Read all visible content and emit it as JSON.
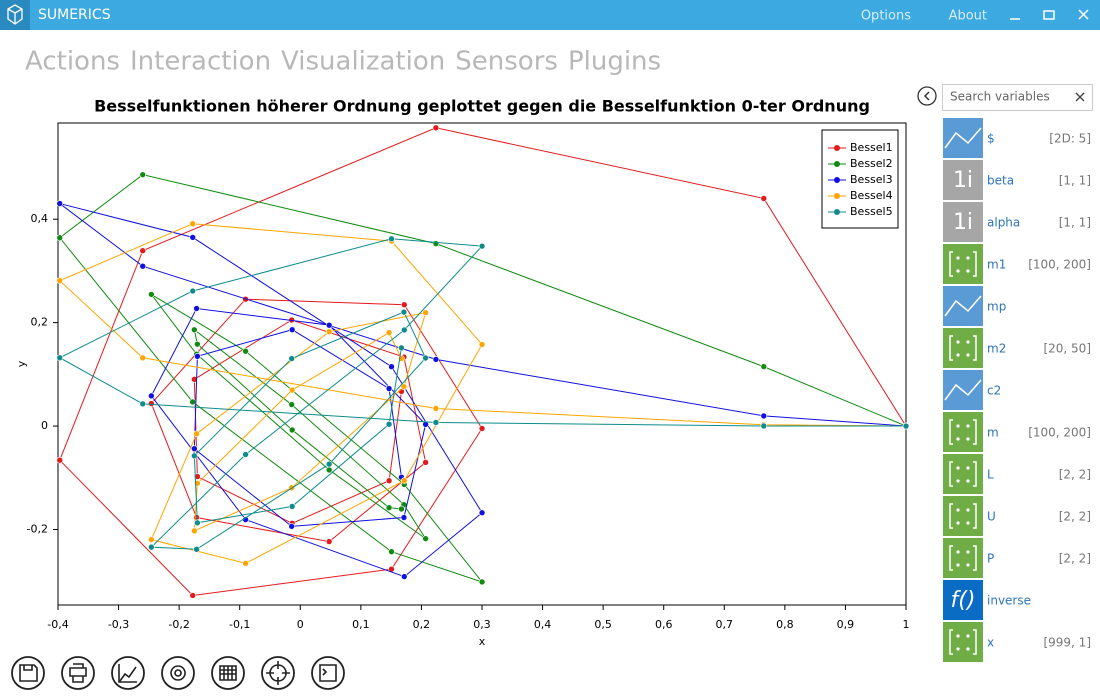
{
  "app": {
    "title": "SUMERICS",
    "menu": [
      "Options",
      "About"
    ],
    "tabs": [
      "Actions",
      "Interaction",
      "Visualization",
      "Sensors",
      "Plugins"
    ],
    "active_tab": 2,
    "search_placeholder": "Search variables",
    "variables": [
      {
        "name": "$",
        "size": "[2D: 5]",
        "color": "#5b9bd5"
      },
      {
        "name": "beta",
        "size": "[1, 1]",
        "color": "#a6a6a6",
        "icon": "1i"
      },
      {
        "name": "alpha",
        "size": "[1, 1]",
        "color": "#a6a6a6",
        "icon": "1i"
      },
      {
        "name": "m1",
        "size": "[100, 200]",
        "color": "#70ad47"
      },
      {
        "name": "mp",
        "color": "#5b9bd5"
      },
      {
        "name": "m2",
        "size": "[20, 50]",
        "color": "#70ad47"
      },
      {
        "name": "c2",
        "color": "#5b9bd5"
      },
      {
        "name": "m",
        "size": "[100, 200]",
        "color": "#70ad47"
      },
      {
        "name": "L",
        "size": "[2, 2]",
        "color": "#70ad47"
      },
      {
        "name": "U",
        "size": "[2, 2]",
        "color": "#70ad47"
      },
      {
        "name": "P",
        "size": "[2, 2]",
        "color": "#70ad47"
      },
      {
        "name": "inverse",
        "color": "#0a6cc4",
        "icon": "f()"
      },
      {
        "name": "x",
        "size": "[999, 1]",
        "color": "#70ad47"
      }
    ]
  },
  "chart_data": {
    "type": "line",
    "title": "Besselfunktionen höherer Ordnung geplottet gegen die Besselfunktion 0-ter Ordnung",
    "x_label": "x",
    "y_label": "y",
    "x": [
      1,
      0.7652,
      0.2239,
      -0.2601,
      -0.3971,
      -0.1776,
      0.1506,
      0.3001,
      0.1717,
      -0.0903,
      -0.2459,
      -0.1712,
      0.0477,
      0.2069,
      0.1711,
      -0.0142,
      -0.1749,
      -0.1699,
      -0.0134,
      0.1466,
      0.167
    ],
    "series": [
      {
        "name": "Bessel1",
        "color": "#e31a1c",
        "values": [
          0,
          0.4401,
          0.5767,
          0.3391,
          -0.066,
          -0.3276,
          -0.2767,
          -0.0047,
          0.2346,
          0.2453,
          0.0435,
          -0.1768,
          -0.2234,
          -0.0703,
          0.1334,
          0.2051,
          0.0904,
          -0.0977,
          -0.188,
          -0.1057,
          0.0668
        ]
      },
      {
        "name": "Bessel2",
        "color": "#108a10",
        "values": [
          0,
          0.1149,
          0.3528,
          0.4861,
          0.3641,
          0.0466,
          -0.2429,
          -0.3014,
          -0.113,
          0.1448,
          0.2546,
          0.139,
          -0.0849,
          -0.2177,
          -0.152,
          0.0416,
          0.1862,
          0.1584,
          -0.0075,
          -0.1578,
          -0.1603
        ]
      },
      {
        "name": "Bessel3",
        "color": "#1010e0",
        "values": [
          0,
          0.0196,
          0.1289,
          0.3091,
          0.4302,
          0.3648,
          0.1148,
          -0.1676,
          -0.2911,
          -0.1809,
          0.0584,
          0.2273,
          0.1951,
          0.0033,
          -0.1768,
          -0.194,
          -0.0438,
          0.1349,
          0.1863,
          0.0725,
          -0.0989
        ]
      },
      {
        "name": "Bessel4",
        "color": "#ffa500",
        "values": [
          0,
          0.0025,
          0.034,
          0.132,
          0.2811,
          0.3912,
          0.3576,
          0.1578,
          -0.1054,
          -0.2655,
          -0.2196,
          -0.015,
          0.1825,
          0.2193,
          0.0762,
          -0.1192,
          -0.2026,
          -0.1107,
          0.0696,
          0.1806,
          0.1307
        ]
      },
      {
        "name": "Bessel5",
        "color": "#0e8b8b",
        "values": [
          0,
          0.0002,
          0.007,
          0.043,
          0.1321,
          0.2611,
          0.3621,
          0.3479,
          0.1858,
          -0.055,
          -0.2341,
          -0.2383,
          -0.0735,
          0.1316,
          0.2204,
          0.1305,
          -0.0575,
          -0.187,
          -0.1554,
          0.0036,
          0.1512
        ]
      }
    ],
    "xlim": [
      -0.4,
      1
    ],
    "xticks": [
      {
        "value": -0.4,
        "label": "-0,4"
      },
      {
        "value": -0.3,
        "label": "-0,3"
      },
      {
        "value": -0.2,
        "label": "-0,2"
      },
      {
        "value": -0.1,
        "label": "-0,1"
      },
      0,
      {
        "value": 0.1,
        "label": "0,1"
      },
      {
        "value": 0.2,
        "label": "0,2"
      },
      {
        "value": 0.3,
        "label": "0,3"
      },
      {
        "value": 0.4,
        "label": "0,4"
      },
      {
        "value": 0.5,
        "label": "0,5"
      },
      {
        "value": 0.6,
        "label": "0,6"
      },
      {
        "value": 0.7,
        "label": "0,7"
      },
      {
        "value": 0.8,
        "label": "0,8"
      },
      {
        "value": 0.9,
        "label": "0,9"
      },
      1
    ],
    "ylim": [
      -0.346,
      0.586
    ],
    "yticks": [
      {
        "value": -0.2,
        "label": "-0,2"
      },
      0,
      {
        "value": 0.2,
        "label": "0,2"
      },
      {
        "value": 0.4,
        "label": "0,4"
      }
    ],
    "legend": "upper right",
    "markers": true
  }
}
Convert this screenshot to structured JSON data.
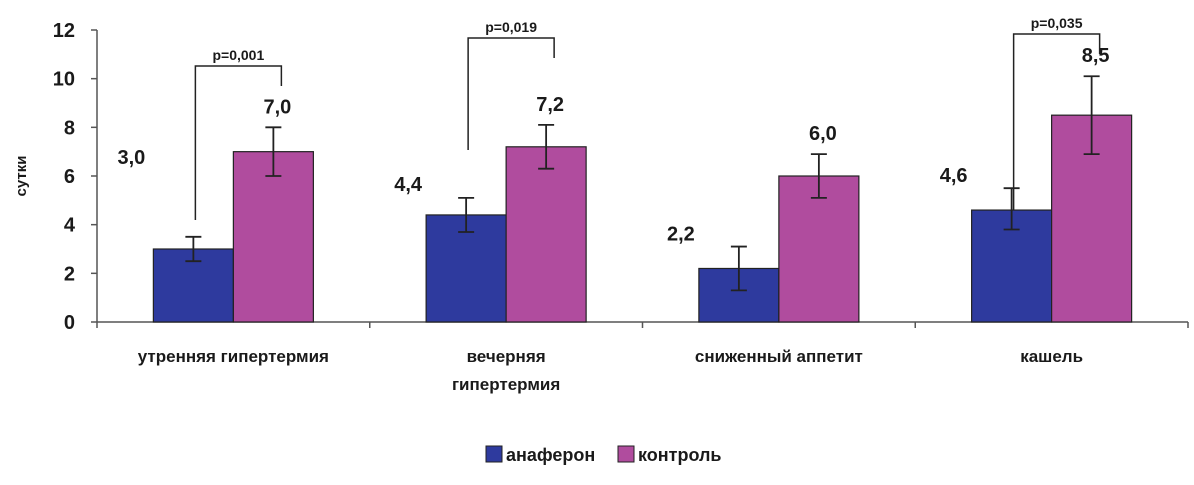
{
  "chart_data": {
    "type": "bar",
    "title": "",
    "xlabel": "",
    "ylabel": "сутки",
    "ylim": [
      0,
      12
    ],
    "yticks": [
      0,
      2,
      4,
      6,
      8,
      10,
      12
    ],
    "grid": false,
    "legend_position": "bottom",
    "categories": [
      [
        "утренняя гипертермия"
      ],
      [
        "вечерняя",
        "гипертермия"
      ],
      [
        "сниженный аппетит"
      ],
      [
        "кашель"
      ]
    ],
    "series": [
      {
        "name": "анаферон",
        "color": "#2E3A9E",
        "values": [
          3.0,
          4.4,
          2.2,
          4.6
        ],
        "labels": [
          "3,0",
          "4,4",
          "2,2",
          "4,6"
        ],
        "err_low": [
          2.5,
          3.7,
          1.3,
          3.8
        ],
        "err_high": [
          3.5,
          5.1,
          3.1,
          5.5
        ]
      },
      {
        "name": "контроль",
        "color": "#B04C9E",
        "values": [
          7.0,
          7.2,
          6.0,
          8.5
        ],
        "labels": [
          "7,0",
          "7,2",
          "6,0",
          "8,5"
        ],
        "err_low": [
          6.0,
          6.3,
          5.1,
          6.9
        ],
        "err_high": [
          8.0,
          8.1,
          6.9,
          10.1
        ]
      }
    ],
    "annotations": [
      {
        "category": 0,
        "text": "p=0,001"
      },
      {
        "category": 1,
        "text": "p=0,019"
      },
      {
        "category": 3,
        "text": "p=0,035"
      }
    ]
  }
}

○ ○ ○

• **What you should do**
Output only the lines from the one that contains "Convert this screenshot" to the end of the entries above, both end lines included, and drop the pictures.

• **Output of the task**
Convert this screenshot to structured JSON data.
{
  "chart_data": {
    "type": "bar",
    "title": "",
    "xlabel": "",
    "ylabel": "сутки",
    "ylim": [
      0,
      12
    ],
    "yticks": [
      0,
      2,
      4,
      6,
      8,
      10,
      12
    ],
    "grid": false,
    "legend_position": "bottom",
    "categories": [
      [
        "утренняя гипертермия"
      ],
      [
        "вечерняя",
        "гипертермия"
      ],
      [
        "сниженный аппетит"
      ],
      [
        "кашель"
      ]
    ],
    "series": [
      {
        "name": "анаферон",
        "color": "#2E3A9E",
        "values": [
          3.0,
          4.4,
          2.2,
          4.6
        ],
        "labels": [
          "3,0",
          "4,4",
          "2,2",
          "4,6"
        ],
        "err_low": [
          2.5,
          3.7,
          1.3,
          3.8
        ],
        "err_high": [
          3.5,
          5.1,
          3.1,
          5.5
        ]
      },
      {
        "name": "контроль",
        "color": "#B04C9E",
        "values": [
          7.0,
          7.2,
          6.0,
          8.5
        ],
        "labels": [
          "7,0",
          "7,2",
          "6,0",
          "8,5"
        ],
        "err_low": [
          6.0,
          6.3,
          5.1,
          6.9
        ],
        "err_high": [
          8.0,
          8.1,
          6.9,
          10.1
        ]
      }
    ],
    "annotations": [
      {
        "category": 0,
        "text": "p=0,001"
      },
      {
        "category": 1,
        "text": "p=0,019"
      },
      {
        "category": 3,
        "text": "p=0,035"
      }
    ]
  }
}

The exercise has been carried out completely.